* _What you need to do_
Reproduce the material in full, unchanged.

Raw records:
-- Begin --

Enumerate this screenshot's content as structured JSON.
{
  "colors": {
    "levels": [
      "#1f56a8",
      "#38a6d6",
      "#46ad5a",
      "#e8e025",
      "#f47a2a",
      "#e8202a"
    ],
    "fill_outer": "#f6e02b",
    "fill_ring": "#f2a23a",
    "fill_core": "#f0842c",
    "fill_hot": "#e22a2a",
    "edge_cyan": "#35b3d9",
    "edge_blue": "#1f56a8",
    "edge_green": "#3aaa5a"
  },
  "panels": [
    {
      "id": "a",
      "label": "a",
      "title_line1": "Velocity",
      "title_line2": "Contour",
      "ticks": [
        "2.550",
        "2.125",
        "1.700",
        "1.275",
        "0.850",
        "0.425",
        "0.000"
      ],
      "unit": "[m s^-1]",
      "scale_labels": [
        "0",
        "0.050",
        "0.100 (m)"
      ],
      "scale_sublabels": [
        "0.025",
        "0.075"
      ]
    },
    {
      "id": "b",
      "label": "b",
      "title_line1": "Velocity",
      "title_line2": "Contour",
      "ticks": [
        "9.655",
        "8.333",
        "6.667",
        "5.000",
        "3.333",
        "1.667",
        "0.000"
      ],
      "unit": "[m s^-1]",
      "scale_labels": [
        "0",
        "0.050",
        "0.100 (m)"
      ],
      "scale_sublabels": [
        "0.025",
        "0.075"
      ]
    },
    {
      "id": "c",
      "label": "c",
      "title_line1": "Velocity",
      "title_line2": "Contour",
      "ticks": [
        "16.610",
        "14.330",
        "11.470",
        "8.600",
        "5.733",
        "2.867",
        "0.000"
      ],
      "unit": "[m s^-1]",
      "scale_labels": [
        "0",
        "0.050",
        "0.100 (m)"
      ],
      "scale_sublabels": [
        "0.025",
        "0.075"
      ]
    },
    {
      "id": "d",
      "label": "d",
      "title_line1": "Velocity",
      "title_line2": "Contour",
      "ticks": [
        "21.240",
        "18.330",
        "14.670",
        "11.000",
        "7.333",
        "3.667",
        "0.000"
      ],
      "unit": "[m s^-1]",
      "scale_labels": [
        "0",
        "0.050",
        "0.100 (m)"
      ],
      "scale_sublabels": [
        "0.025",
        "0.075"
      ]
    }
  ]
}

-- End --

* _Written solution_
Enumerate this screenshot's content as structured JSON.
{
  "colors": {
    "levels": [
      "#1f56a8",
      "#38a6d6",
      "#46ad5a",
      "#e8e025",
      "#f47a2a",
      "#e8202a"
    ],
    "fill_outer": "#f6e02b",
    "fill_ring": "#f2a23a",
    "fill_core": "#f0842c",
    "fill_hot": "#e22a2a",
    "edge_cyan": "#35b3d9",
    "edge_blue": "#1f56a8",
    "edge_green": "#3aaa5a"
  },
  "panels": [
    {
      "id": "a",
      "label": "a",
      "title_line1": "Velocity",
      "title_line2": "Contour",
      "ticks": [
        "2.550",
        "2.125",
        "1.700",
        "1.275",
        "0.850",
        "0.425",
        "0.000"
      ],
      "unit": "[m s^-1]",
      "scale_labels": [
        "0",
        "0.050",
        "0.100 (m)"
      ],
      "scale_sublabels": [
        "0.025",
        "0.075"
      ]
    },
    {
      "id": "b",
      "label": "b",
      "title_line1": "Velocity",
      "title_line2": "Contour",
      "ticks": [
        "9.655",
        "8.333",
        "6.667",
        "5.000",
        "3.333",
        "1.667",
        "0.000"
      ],
      "unit": "[m s^-1]",
      "scale_labels": [
        "0",
        "0.050",
        "0.100 (m)"
      ],
      "scale_sublabels": [
        "0.025",
        "0.075"
      ]
    },
    {
      "id": "c",
      "label": "c",
      "title_line1": "Velocity",
      "title_line2": "Contour",
      "ticks": [
        "16.610",
        "14.330",
        "11.470",
        "8.600",
        "5.733",
        "2.867",
        "0.000"
      ],
      "unit": "[m s^-1]",
      "scale_labels": [
        "0",
        "0.050",
        "0.100 (m)"
      ],
      "scale_sublabels": [
        "0.025",
        "0.075"
      ]
    },
    {
      "id": "d",
      "label": "d",
      "title_line1": "Velocity",
      "title_line2": "Contour",
      "ticks": [
        "21.240",
        "18.330",
        "14.670",
        "11.000",
        "7.333",
        "3.667",
        "0.000"
      ],
      "unit": "[m s^-1]",
      "scale_labels": [
        "0",
        "0.050",
        "0.100 (m)"
      ],
      "scale_sublabels": [
        "0.025",
        "0.075"
      ]
    }
  ]
}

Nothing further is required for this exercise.